_What you need to do_
Repeat every line of the listing below exactly, minus the pictures.

_Entries supplied_

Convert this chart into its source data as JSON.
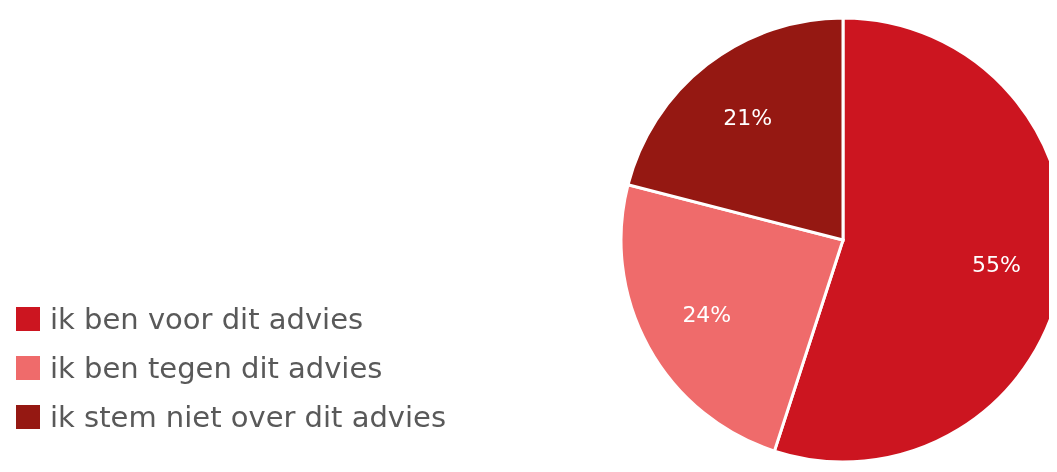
{
  "chart_data": {
    "type": "pie",
    "categories": [
      "ik ben voor dit advies",
      "ik ben tegen dit advies",
      "ik stem niet over dit advies"
    ],
    "values": [
      55,
      24,
      21
    ],
    "colors": [
      "#cc1520",
      "#ef6b6b",
      "#951812"
    ],
    "value_labels": [
      "55%",
      "24%",
      "21%"
    ],
    "legend": "bottom left"
  }
}
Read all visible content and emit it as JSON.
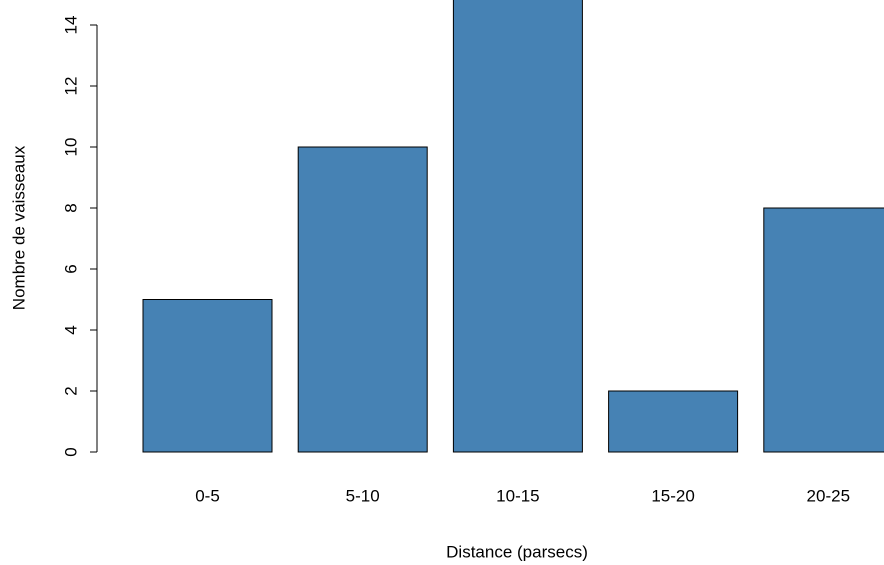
{
  "chart_data": {
    "type": "bar",
    "x_label": "Distance (parsecs)",
    "y_label": "Nombre de vaisseaux",
    "categories": [
      "0-5",
      "5-10",
      "10-15",
      "15-20",
      "20-25"
    ],
    "values": [
      5,
      10,
      15,
      2,
      8
    ],
    "color": "#4682b4",
    "ylim": [
      0,
      14
    ],
    "yticks": [
      0,
      2,
      4,
      6,
      8,
      10,
      12,
      14
    ]
  }
}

_Response below_
Convert this chart into its source data as JSON.
{
  "chart_data": {
    "type": "pie",
    "categories": [
      "ik ben voor dit advies",
      "ik ben tegen dit advies",
      "ik stem niet over dit advies"
    ],
    "values": [
      55,
      24,
      21
    ],
    "colors": [
      "#cc1520",
      "#ef6b6b",
      "#951812"
    ],
    "value_labels": [
      "55%",
      "24%",
      "21%"
    ],
    "legend": "bottom left"
  }
}
Read all visible content and emit it as JSON.
{
  "chart_data": {
    "type": "bar",
    "x_label": "Distance (parsecs)",
    "y_label": "Nombre de vaisseaux",
    "categories": [
      "0-5",
      "5-10",
      "10-15",
      "15-20",
      "20-25"
    ],
    "values": [
      5,
      10,
      15,
      2,
      8
    ],
    "color": "#4682b4",
    "ylim": [
      0,
      14
    ],
    "yticks": [
      0,
      2,
      4,
      6,
      8,
      10,
      12,
      14
    ]
  }
}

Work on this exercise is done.